Reproduce the lines of all the entries below, swapping every occurrence of "220VAC/24VDC" for "230VAC/24VDC" and leaving everything else unchanged. Leave the pictures out of your answer.

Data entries
* Start *

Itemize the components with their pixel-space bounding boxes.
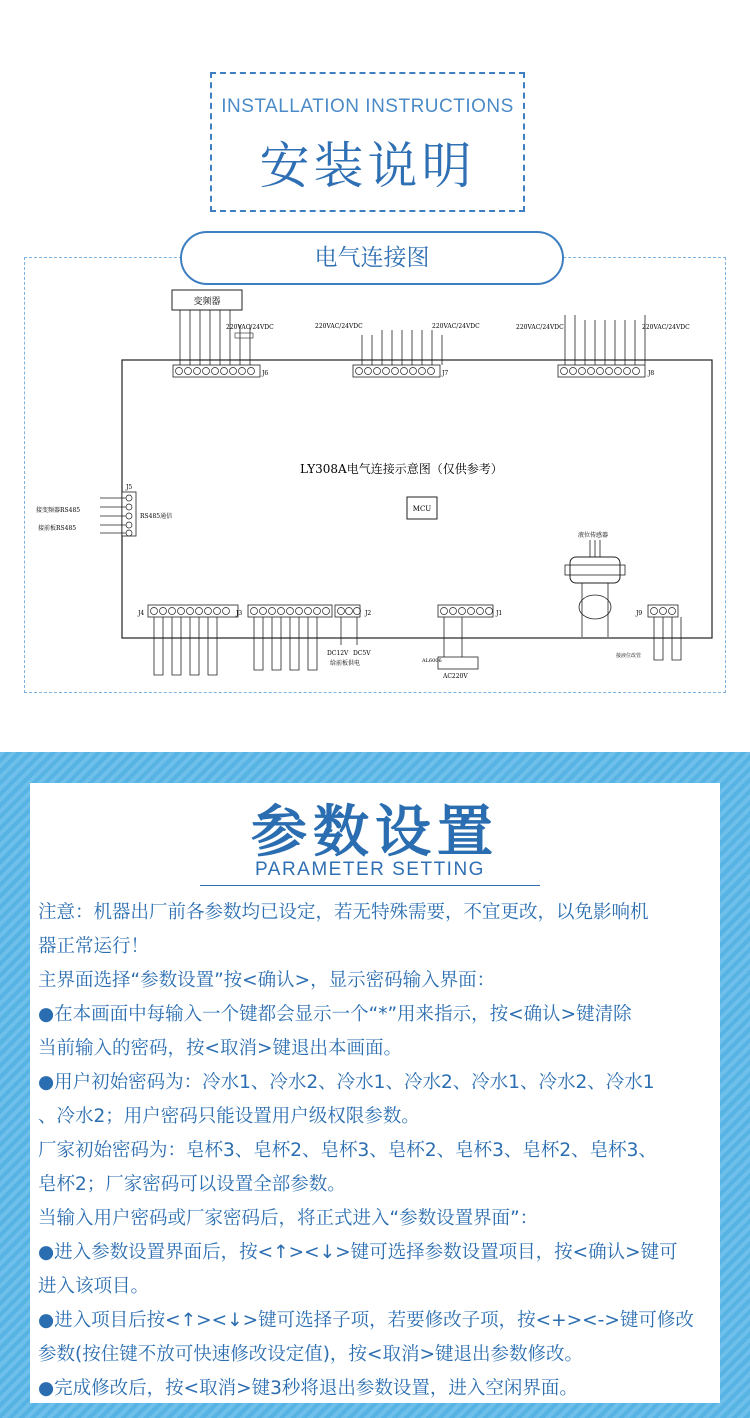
param-line-8: 厂家初始密码为：皂杯3、皂杯2、皂杯3、皂杯2、皂杯3、皂杯2、皂杯3、 — [38, 1140, 657, 1161]
connector-j5 — [36, 484, 172, 536]
j9-label: J9 — [636, 610, 643, 617]
connector-j7 — [315, 323, 480, 377]
level-sensor — [565, 531, 641, 659]
param-line-15: ●完成修改后，按<取消>键3秒将退出参数设置，进入空闲界面。 — [38, 1378, 578, 1399]
diagram-pill-label: 电气连接图 — [180, 231, 564, 285]
power-label-j7b: 220VAC/24VDC — [432, 323, 480, 330]
j3-label: J3 — [236, 610, 243, 617]
installation-en-title: INSTALLATION INSTRUCTIONS — [221, 96, 514, 117]
param-line-11: ●进入参数设置界面后，按<↑><↓>键可选择参数设置项目，按<确认>键可 — [38, 1242, 678, 1263]
param-en-title: PARAMETER SETTING — [200, 854, 540, 886]
j7-label: J7 — [442, 370, 449, 377]
installation-cn-title: 安装说明 — [259, 137, 476, 195]
param-line-2: 器正常运行！ — [38, 936, 150, 957]
param-line-10: 当输入用户密码或厂家密码后，将正式进入“参数设置界面”： — [38, 1208, 539, 1229]
j1-label: J1 — [496, 610, 503, 617]
j6-label: J6 — [262, 370, 269, 377]
mcu-label: MCU — [412, 505, 432, 513]
j4-label: J4 — [138, 610, 145, 617]
j8-label: J8 — [648, 370, 655, 377]
param-line-13: ●进入项目后按<↑><↓>键可选择子项，若要修改子项，按<+><->键可修改 — [38, 1310, 694, 1331]
power-label-j8a: 220VAC/24VDC — [516, 324, 564, 331]
power-label-j6: 220VAC/24VDC — [226, 324, 274, 331]
param-line-6: ●用户初始密码为：冷水1、冷水2、冷水1、冷水2、冷水1、冷水2、冷水1 — [38, 1072, 655, 1093]
connector-j4 — [137, 605, 238, 675]
connector-j8 — [516, 315, 690, 377]
connector-j6 — [173, 365, 268, 377]
j5-label: J5 — [126, 484, 133, 491]
sensor-label: 液位传感器 — [578, 532, 609, 539]
dc-caption: 给前板供电 — [330, 660, 361, 667]
rs485-left-1: 接变频器RS485 — [36, 507, 81, 514]
connector-j1 — [421, 605, 502, 680]
power-label-j7a: 220VAC/24VDC — [315, 323, 363, 330]
rs485-right: RS485通信 — [140, 513, 173, 520]
param-line-9: 皂杯2；厂家密码可以设置全部参数。 — [38, 1174, 346, 1195]
vfd-label: 变频器 — [193, 297, 221, 307]
board-title: LY308A电气连接示意图（仅供参考） — [300, 462, 503, 476]
dc5-label: DC5V — [353, 650, 371, 657]
power-label-j8b: 220VAC/24VDC — [642, 324, 690, 331]
param-title: 参数设置 — [251, 800, 499, 865]
rs485-left-2: 接前板RS485 — [38, 525, 77, 532]
ac-label: AC220V — [443, 673, 468, 680]
param-line-12: 进入该项目。 — [38, 1276, 150, 1297]
water-label: 接液位改管 — [616, 653, 642, 659]
connector-j9 — [635, 605, 681, 660]
wiring-diagram — [30, 285, 720, 690]
dc12-label: DC12V — [327, 650, 349, 657]
j2-label: J2 — [365, 610, 372, 617]
al-label: AL6006 — [422, 658, 442, 664]
param-line-1: 注意：机器出厂前各参数均已设定，若无特殊需要，不宜更改，以免影响机 — [38, 902, 649, 923]
installation-header — [210, 72, 525, 212]
param-line-5: 当前输入的密码，按<取消>键退出本画面。 — [38, 1038, 403, 1059]
param-line-4: ●在本画面中每输入一个键都会显示一个“*”用来指示，按<确认>键清除 — [38, 1004, 632, 1025]
param-line-14: 参数(按住键不放可快速修改设定值)，按<取消>键退出参数修改。 — [38, 1344, 583, 1365]
param-line-3: 主界面选择“参数设置”按<确认>，显示密码输入界面： — [38, 970, 496, 991]
param-line-7: 、冷水2；用户密码只能设置用户级权限参数。 — [38, 1106, 420, 1127]
connector-j2 — [327, 605, 371, 667]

* End *

SOLUTION TO THIS EXERCISE
Itemize the components with their pixel-space bounding boxes.
param-line-8: 厂家初始密码为：皂杯3、皂杯2、皂杯3、皂杯2、皂杯3、皂杯2、皂杯3、 — [38, 1140, 657, 1161]
connector-j5 — [36, 484, 172, 536]
j9-label: J9 — [636, 610, 643, 617]
connector-j7 — [315, 323, 480, 377]
level-sensor — [565, 531, 641, 659]
param-line-15: ●完成修改后，按<取消>键3秒将退出参数设置，进入空闲界面。 — [38, 1378, 578, 1399]
diagram-pill-label: 电气连接图 — [180, 231, 564, 285]
power-label-j7b: 230VAC/24VDC — [432, 323, 480, 330]
j3-label: J3 — [236, 610, 243, 617]
installation-en-title: INSTALLATION INSTRUCTIONS — [221, 96, 514, 117]
param-line-11: ●进入参数设置界面后，按<↑><↓>键可选择参数设置项目，按<确认>键可 — [38, 1242, 678, 1263]
param-en-title: PARAMETER SETTING — [200, 854, 540, 886]
j7-label: J7 — [442, 370, 449, 377]
installation-cn-title: 安装说明 — [259, 137, 476, 195]
param-line-2: 器正常运行！ — [38, 936, 150, 957]
param-line-10: 当输入用户密码或厂家密码后，将正式进入“参数设置界面”： — [38, 1208, 539, 1229]
j1-label: J1 — [496, 610, 503, 617]
j6-label: J6 — [262, 370, 269, 377]
mcu-label: MCU — [412, 505, 432, 513]
j4-label: J4 — [138, 610, 145, 617]
j8-label: J8 — [648, 370, 655, 377]
param-line-13: ●进入项目后按<↑><↓>键可选择子项，若要修改子项，按<+><->键可修改 — [38, 1310, 694, 1331]
power-label-j8a: 230VAC/24VDC — [516, 324, 564, 331]
power-label-j6: 230VAC/24VDC — [226, 324, 274, 331]
param-line-6: ●用户初始密码为：冷水1、冷水2、冷水1、冷水2、冷水1、冷水2、冷水1 — [38, 1072, 655, 1093]
connector-j4 — [137, 605, 238, 675]
connector-j8 — [516, 315, 690, 377]
connector-j6 — [173, 365, 268, 377]
j5-label: J5 — [126, 484, 133, 491]
sensor-label: 液位传感器 — [578, 532, 609, 539]
dc-caption: 给前板供电 — [330, 660, 361, 667]
rs485-left-1: 接变频器RS485 — [36, 507, 81, 514]
connector-j1 — [421, 605, 502, 680]
power-label-j7a: 230VAC/24VDC — [315, 323, 363, 330]
rs485-right: RS485通信 — [140, 513, 173, 520]
param-line-9: 皂杯2；厂家密码可以设置全部参数。 — [38, 1174, 346, 1195]
vfd-label: 变频器 — [193, 297, 221, 307]
board-title: LY308A电气连接示意图（仅供参考） — [300, 462, 503, 476]
dc5-label: DC5V — [353, 650, 371, 657]
power-label-j8b: 230VAC/24VDC — [642, 324, 690, 331]
param-title: 参数设置 — [251, 800, 499, 865]
rs485-left-2: 接前板RS485 — [38, 525, 77, 532]
ac-label: AC220V — [443, 673, 468, 680]
param-line-12: 进入该项目。 — [38, 1276, 150, 1297]
water-label: 接液位改管 — [616, 653, 642, 659]
connector-j9 — [635, 605, 681, 660]
wiring-diagram — [30, 285, 720, 690]
dc12-label: DC12V — [327, 650, 349, 657]
j2-label: J2 — [365, 610, 372, 617]
al-label: AL6006 — [422, 658, 442, 664]
param-line-1: 注意：机器出厂前各参数均已设定，若无特殊需要，不宜更改，以免影响机 — [38, 902, 649, 923]
installation-header — [210, 72, 525, 212]
param-line-5: 当前输入的密码，按<取消>键退出本画面。 — [38, 1038, 403, 1059]
param-line-4: ●在本画面中每输入一个键都会显示一个“*”用来指示，按<确认>键清除 — [38, 1004, 632, 1025]
param-line-14: 参数(按住键不放可快速修改设定值)，按<取消>键退出参数修改。 — [38, 1344, 583, 1365]
param-line-3: 主界面选择“参数设置”按<确认>，显示密码输入界面： — [38, 970, 496, 991]
param-line-7: 、冷水2；用户密码只能设置用户级权限参数。 — [38, 1106, 420, 1127]
connector-j2 — [327, 605, 371, 667]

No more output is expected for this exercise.